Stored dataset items

:::::

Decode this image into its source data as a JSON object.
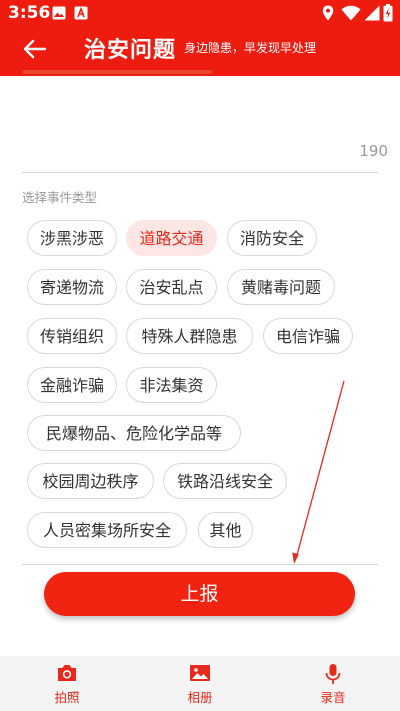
{
  "status_bar": {
    "time": "3:56"
  },
  "header": {
    "title": "治安问题",
    "subtitle": "身边隐患，早发现早处理"
  },
  "description": {
    "char_count": "190"
  },
  "event_types": {
    "label": "选择事件类型",
    "selected": "道路交通",
    "options": [
      "涉黑涉恶",
      "道路交通",
      "消防安全",
      "寄递物流",
      "治安乱点",
      "黄赌毒问题",
      "传销组织",
      "特殊人群隐患",
      "电信诈骗",
      "金融诈骗",
      "非法集资",
      "民爆物品、危险化学品等",
      "校园周边秩序",
      "铁路沿线安全",
      "人员密集场所安全",
      "其他"
    ]
  },
  "submit_label": "上报",
  "bottom_bar": [
    {
      "label": "拍照",
      "icon": "camera-icon"
    },
    {
      "label": "相册",
      "icon": "image-icon"
    },
    {
      "label": "录音",
      "icon": "microphone-icon"
    }
  ],
  "colors": {
    "primary": "#ee1b0f",
    "selected_bg": "#fde6e4",
    "selected_text": "#e8291c"
  }
}
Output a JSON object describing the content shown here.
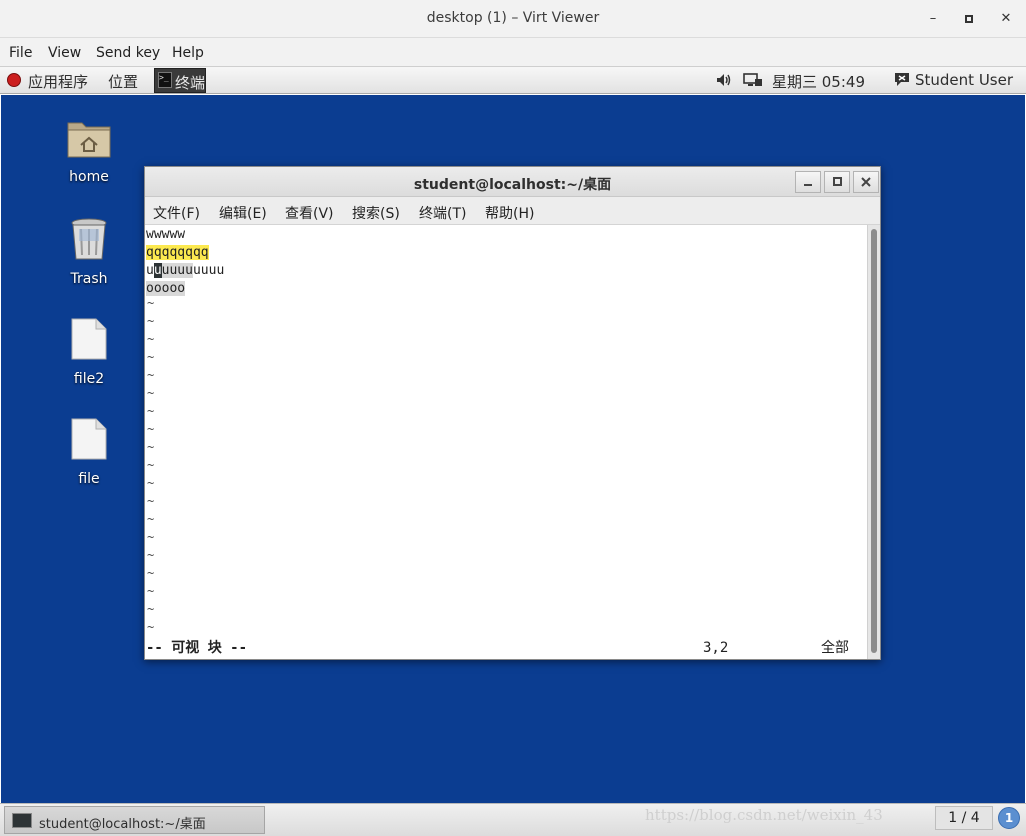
{
  "window": {
    "title": "desktop (1) – Virt Viewer",
    "minimize_glyph": "–",
    "maximize_glyph": "▫",
    "close_glyph": "✕"
  },
  "viewer_menu": [
    {
      "label": "File"
    },
    {
      "label": "View"
    },
    {
      "label": "Send key"
    },
    {
      "label": "Help"
    }
  ],
  "top_panel": {
    "applications_label": "应用程序",
    "places_label": "位置",
    "terminal_button_label": "终端",
    "clock": "星期三 05:49",
    "user": "Student User"
  },
  "desktop_icons": [
    {
      "label": "home",
      "icon": "home-folder-icon"
    },
    {
      "label": "Trash",
      "icon": "trash-icon"
    },
    {
      "label": "file2",
      "icon": "file-icon"
    },
    {
      "label": "file",
      "icon": "file-icon"
    }
  ],
  "terminal": {
    "title": "student@localhost:~/桌面",
    "menu": [
      {
        "label": "文件(F)"
      },
      {
        "label": "编辑(E)"
      },
      {
        "label": "查看(V)"
      },
      {
        "label": "搜索(S)"
      },
      {
        "label": "终端(T)"
      },
      {
        "label": "帮助(H)"
      }
    ],
    "lines": {
      "l1": "wwwww",
      "l2": "qqqqqqqq",
      "l3_pre": "u",
      "l3_cursor": "u",
      "l3_sel": "uuuu",
      "l3_post": "uuuu",
      "l4_sel": "ooooo"
    },
    "tilde": "~",
    "status_mode": "-- 可视 块 --",
    "status_position": "3,2",
    "status_all": "全部",
    "colors": {
      "highlight": "#fce94f",
      "selection": "#d8d8d8",
      "cursor": "#2e3436"
    }
  },
  "taskbar": {
    "task_label": "student@localhost:~/桌面",
    "watermark": "https://blog.csdn.net/weixin_43",
    "pager": "1 / 4",
    "notification_count": "1"
  },
  "colors": {
    "desktop_background": "#0b3d91"
  }
}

:::::

• _EXERCISE DETAILS_
Copy out each line word for word, please, skipping the images.

• _TASK RESPONSE_
Decode this image into its source data as a JSON object.
{
  "status_bar": {
    "time": "3:56"
  },
  "header": {
    "title": "治安问题",
    "subtitle": "身边隐患，早发现早处理"
  },
  "description": {
    "char_count": "190"
  },
  "event_types": {
    "label": "选择事件类型",
    "selected": "道路交通",
    "options": [
      "涉黑涉恶",
      "道路交通",
      "消防安全",
      "寄递物流",
      "治安乱点",
      "黄赌毒问题",
      "传销组织",
      "特殊人群隐患",
      "电信诈骗",
      "金融诈骗",
      "非法集资",
      "民爆物品、危险化学品等",
      "校园周边秩序",
      "铁路沿线安全",
      "人员密集场所安全",
      "其他"
    ]
  },
  "submit_label": "上报",
  "bottom_bar": [
    {
      "label": "拍照",
      "icon": "camera-icon"
    },
    {
      "label": "相册",
      "icon": "image-icon"
    },
    {
      "label": "录音",
      "icon": "microphone-icon"
    }
  ],
  "colors": {
    "primary": "#ee1b0f",
    "selected_bg": "#fde6e4",
    "selected_text": "#e8291c"
  }
}
Output a JSON object describing the content shown here.
{
  "window": {
    "title": "desktop (1) – Virt Viewer",
    "minimize_glyph": "–",
    "maximize_glyph": "▫",
    "close_glyph": "✕"
  },
  "viewer_menu": [
    {
      "label": "File"
    },
    {
      "label": "View"
    },
    {
      "label": "Send key"
    },
    {
      "label": "Help"
    }
  ],
  "top_panel": {
    "applications_label": "应用程序",
    "places_label": "位置",
    "terminal_button_label": "终端",
    "clock": "星期三 05:49",
    "user": "Student User"
  },
  "desktop_icons": [
    {
      "label": "home",
      "icon": "home-folder-icon"
    },
    {
      "label": "Trash",
      "icon": "trash-icon"
    },
    {
      "label": "file2",
      "icon": "file-icon"
    },
    {
      "label": "file",
      "icon": "file-icon"
    }
  ],
  "terminal": {
    "title": "student@localhost:~/桌面",
    "menu": [
      {
        "label": "文件(F)"
      },
      {
        "label": "编辑(E)"
      },
      {
        "label": "查看(V)"
      },
      {
        "label": "搜索(S)"
      },
      {
        "label": "终端(T)"
      },
      {
        "label": "帮助(H)"
      }
    ],
    "lines": {
      "l1": "wwwww",
      "l2": "qqqqqqqq",
      "l3_pre": "u",
      "l3_cursor": "u",
      "l3_sel": "uuuu",
      "l3_post": "uuuu",
      "l4_sel": "ooooo"
    },
    "tilde": "~",
    "status_mode": "-- 可视 块 --",
    "status_position": "3,2",
    "status_all": "全部",
    "colors": {
      "highlight": "#fce94f",
      "selection": "#d8d8d8",
      "cursor": "#2e3436"
    }
  },
  "taskbar": {
    "task_label": "student@localhost:~/桌面",
    "watermark": "https://blog.csdn.net/weixin_43",
    "pager": "1 / 4",
    "notification_count": "1"
  },
  "colors": {
    "desktop_background": "#0b3d91"
  }
}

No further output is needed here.